TASK PROMPT:
Across the entries below, how many lines contain the string "this"? Give only the count.

EXERCISE MATERIAL:
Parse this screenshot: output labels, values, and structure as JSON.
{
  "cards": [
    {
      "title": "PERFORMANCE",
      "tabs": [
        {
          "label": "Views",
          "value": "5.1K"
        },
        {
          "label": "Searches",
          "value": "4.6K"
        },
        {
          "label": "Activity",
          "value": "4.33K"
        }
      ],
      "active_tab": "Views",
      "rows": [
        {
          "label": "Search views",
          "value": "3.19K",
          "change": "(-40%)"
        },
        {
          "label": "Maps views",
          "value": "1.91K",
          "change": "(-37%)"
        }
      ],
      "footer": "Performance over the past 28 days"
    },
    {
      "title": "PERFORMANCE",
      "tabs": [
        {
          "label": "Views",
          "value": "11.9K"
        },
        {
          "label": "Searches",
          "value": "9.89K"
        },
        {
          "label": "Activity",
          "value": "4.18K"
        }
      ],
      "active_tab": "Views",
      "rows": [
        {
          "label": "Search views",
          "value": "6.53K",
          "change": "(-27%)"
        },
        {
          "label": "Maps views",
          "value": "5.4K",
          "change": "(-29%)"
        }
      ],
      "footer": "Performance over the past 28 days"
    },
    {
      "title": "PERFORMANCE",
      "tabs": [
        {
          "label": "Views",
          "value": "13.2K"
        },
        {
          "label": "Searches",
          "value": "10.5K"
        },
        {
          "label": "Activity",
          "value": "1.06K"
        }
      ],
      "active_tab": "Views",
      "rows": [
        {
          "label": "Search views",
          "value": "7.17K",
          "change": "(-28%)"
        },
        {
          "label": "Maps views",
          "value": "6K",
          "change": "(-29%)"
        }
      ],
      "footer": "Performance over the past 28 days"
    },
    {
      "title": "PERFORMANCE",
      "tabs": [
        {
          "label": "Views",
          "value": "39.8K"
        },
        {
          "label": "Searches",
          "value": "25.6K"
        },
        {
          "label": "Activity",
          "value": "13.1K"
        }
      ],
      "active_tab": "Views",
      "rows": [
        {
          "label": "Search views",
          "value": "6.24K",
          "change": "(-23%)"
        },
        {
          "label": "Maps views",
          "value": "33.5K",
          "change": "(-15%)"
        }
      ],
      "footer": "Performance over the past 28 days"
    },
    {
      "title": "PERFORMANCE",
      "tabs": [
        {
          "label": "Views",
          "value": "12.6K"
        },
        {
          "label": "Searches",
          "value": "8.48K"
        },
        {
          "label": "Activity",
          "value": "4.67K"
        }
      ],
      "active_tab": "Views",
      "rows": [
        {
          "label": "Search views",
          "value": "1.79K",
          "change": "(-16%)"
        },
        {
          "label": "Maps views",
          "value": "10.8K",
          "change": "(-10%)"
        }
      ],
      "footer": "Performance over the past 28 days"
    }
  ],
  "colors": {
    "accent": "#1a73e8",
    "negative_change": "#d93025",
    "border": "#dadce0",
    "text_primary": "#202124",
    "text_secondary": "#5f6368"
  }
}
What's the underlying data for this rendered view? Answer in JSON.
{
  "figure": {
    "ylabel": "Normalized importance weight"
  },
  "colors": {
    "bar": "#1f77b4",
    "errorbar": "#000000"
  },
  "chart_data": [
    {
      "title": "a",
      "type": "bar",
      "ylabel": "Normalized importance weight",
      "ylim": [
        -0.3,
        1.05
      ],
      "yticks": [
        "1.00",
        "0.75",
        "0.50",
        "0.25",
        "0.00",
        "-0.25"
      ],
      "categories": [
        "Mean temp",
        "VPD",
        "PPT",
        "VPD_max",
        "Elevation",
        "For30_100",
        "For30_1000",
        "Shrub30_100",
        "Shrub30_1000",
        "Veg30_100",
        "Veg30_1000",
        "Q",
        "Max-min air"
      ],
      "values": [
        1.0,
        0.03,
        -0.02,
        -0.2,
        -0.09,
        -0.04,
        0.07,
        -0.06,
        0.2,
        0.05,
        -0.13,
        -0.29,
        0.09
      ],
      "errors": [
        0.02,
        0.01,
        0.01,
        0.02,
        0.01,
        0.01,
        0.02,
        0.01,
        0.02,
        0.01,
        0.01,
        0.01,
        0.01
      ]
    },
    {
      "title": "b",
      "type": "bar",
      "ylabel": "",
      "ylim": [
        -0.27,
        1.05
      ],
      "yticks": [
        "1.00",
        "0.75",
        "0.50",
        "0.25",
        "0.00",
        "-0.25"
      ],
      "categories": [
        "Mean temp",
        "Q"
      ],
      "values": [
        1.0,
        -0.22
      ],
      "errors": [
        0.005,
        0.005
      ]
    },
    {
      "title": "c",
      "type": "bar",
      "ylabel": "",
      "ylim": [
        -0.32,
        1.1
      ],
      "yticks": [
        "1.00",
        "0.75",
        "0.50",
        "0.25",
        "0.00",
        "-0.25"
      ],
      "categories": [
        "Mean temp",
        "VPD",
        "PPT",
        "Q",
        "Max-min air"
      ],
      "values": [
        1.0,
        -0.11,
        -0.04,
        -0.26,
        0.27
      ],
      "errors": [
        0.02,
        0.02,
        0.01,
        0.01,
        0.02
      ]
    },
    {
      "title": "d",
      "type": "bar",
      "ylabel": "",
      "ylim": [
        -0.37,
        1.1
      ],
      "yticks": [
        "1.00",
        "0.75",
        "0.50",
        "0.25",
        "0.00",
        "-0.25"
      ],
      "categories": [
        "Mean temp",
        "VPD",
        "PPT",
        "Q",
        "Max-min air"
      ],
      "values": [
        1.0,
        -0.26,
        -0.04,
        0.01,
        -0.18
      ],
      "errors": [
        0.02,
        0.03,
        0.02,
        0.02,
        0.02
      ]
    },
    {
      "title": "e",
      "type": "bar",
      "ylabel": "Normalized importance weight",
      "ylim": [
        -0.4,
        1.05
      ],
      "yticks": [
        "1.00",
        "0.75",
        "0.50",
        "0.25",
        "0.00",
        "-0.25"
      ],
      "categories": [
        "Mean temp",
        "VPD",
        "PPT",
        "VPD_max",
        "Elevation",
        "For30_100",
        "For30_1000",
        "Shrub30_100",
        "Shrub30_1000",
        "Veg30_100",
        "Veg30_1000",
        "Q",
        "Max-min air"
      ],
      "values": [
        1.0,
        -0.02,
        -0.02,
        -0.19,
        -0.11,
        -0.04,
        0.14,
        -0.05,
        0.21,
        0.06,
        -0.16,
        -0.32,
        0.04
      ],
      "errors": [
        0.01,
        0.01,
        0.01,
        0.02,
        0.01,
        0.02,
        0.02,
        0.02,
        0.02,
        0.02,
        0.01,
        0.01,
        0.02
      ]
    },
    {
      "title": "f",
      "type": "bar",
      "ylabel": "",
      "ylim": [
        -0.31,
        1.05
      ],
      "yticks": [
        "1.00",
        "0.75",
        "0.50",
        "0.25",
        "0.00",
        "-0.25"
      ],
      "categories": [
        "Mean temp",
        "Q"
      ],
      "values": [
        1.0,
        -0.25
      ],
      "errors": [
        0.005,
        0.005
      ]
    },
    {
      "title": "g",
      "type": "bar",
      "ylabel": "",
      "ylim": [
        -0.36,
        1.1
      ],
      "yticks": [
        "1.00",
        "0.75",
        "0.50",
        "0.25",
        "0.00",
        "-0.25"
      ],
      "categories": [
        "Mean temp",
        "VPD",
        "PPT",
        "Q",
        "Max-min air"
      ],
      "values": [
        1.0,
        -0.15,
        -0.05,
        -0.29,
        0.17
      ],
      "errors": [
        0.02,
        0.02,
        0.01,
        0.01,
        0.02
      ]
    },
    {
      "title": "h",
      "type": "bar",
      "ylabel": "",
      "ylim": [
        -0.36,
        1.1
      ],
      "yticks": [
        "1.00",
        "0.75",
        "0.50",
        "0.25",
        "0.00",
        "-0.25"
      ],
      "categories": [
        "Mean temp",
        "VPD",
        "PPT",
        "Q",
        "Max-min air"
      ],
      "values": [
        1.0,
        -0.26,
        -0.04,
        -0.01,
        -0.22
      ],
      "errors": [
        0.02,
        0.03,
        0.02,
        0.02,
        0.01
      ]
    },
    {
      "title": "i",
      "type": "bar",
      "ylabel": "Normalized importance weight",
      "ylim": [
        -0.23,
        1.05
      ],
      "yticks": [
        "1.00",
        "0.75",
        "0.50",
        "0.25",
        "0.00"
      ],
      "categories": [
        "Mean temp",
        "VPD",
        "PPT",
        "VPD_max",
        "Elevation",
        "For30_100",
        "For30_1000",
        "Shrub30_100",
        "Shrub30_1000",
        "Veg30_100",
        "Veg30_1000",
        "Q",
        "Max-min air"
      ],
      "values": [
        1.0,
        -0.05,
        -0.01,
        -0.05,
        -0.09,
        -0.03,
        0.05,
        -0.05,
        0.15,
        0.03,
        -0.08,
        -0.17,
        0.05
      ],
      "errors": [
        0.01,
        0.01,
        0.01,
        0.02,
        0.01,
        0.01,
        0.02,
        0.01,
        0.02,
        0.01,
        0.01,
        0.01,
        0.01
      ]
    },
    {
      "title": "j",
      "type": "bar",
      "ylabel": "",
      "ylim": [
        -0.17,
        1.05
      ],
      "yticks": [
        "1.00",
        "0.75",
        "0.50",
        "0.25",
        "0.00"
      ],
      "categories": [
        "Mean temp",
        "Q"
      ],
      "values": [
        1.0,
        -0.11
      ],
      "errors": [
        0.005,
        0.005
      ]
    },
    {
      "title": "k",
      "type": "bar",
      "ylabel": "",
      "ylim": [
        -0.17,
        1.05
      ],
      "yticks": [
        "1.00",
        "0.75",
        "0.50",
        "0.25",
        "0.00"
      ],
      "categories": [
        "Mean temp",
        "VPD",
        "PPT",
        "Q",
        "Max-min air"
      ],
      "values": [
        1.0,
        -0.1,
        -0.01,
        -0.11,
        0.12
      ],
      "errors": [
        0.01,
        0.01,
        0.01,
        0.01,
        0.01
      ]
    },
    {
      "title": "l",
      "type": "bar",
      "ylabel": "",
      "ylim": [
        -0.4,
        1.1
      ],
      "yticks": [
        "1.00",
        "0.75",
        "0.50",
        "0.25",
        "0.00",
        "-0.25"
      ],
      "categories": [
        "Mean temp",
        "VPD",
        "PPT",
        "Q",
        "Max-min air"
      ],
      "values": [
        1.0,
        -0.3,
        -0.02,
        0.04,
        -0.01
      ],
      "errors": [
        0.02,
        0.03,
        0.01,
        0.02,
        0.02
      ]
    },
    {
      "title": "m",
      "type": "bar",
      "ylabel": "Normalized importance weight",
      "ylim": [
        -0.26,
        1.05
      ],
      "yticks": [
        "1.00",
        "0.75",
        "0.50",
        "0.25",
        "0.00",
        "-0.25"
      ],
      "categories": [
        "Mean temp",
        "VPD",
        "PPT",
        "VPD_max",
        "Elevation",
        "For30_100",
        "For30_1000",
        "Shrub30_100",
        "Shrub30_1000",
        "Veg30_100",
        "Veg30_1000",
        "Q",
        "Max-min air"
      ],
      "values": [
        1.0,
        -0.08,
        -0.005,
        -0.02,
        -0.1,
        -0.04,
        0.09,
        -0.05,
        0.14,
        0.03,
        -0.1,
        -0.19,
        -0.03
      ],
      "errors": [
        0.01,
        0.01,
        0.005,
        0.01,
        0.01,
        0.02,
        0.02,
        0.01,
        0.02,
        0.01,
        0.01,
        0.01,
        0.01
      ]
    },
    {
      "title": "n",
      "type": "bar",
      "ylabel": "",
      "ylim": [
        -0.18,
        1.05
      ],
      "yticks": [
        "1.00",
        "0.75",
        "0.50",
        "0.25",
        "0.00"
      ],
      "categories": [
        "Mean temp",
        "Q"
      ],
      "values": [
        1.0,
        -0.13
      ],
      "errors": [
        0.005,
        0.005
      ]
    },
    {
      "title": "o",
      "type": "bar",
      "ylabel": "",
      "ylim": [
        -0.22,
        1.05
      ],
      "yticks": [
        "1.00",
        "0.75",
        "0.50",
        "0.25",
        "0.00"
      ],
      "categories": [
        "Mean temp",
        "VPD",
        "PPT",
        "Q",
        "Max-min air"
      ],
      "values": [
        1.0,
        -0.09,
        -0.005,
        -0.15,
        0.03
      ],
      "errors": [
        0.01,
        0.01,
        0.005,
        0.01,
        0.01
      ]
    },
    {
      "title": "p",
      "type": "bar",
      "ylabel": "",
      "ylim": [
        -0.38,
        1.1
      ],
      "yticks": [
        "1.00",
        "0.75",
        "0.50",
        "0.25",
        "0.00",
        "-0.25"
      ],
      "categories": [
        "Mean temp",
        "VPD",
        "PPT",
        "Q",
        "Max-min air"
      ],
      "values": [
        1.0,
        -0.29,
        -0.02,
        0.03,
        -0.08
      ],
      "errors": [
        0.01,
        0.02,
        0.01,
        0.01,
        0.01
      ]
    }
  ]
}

TASK RESULT:
2